-- Krótkie ćwiczenie --
Przepisz fragment tekstu o barszczu białym, zmieniając "kiszonej kapusty" na "kiszonych ogórków". Zacznij od miejsca ze słowami "Żurek znają chyba" i skończ po słowach "na dwa dni)".

Żurek znają chyba wszyscy, o nim już tu pisałam (klik), ale ręka do góry: kto zna barszcz biały? Część z Was pewnie zna, choć żurek jest bardziej popularny. A kto zna barszcz biały z dodatkiem soku z kiszonej kapusty, a nie zakwasu? Pewnie nieliczni, dlatego dzisiaj proponuję taką wersję zupy wielkanocnej. U mnie z dodatkiem suszonych grzybów,
taka jest moim zdaniem najsmaczniejsza. Połączenie wywaru warzywnego,
przypalonej cebuli, soku z kiszonej kapusty i wywaru grzybowego, daje
najlepszy efekt.
Przez
dodatek suszonych grzybów, barszcz staje się brązowy, a nie biały ;),
ale dodatek grzybów nie jest duży, 'podrasowują' smak i wartość odżywczą
zupy, możecie ugotować ją bez ich dodatku.
Składniki
(dla 4 osób na dwa dni)

-- Zapisane informacje --
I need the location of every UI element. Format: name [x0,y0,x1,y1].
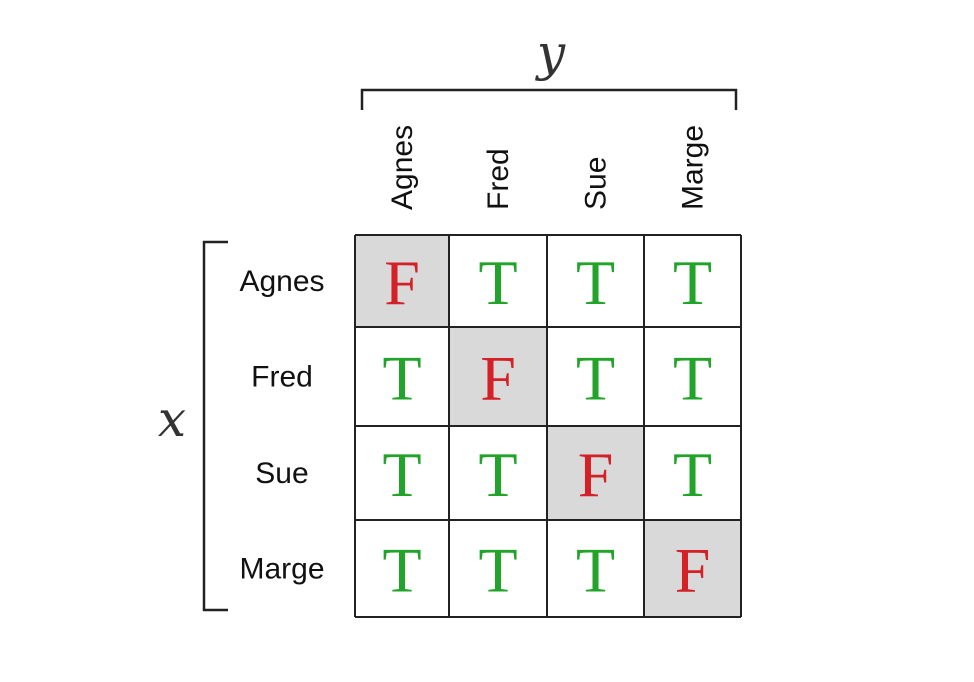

-- Wynik ćwiczenia --
Żurek znają chyba wszyscy, o nim już tu pisałam (klik), ale ręka do góry: kto zna barszcz biały? Część z Was pewnie zna, choć żurek jest bardziej popularny. A kto zna barszcz biały z dodatkiem soku z kiszonych ogórków, a nie zakwasu? Pewnie nieliczni, dlatego dzisiaj proponuję taką wersję zupy wielkanocnej. U mnie z dodatkiem suszonych grzybów,
taka jest moim zdaniem najsmaczniejsza. Połączenie wywaru warzywnego,
przypalonej cebuli, soku z kiszonych ogórków i wywaru grzybowego, daje
najlepszy efekt.
Przez
dodatek suszonych grzybów, barszcz staje się brązowy, a nie biały ;),
ale dodatek grzybów nie jest duży, 'podrasowują' smak i wartość odżywczą
zupy, możecie ugotować ją bez ich dodatku.
Składniki
(dla 4 osób na dwa dni)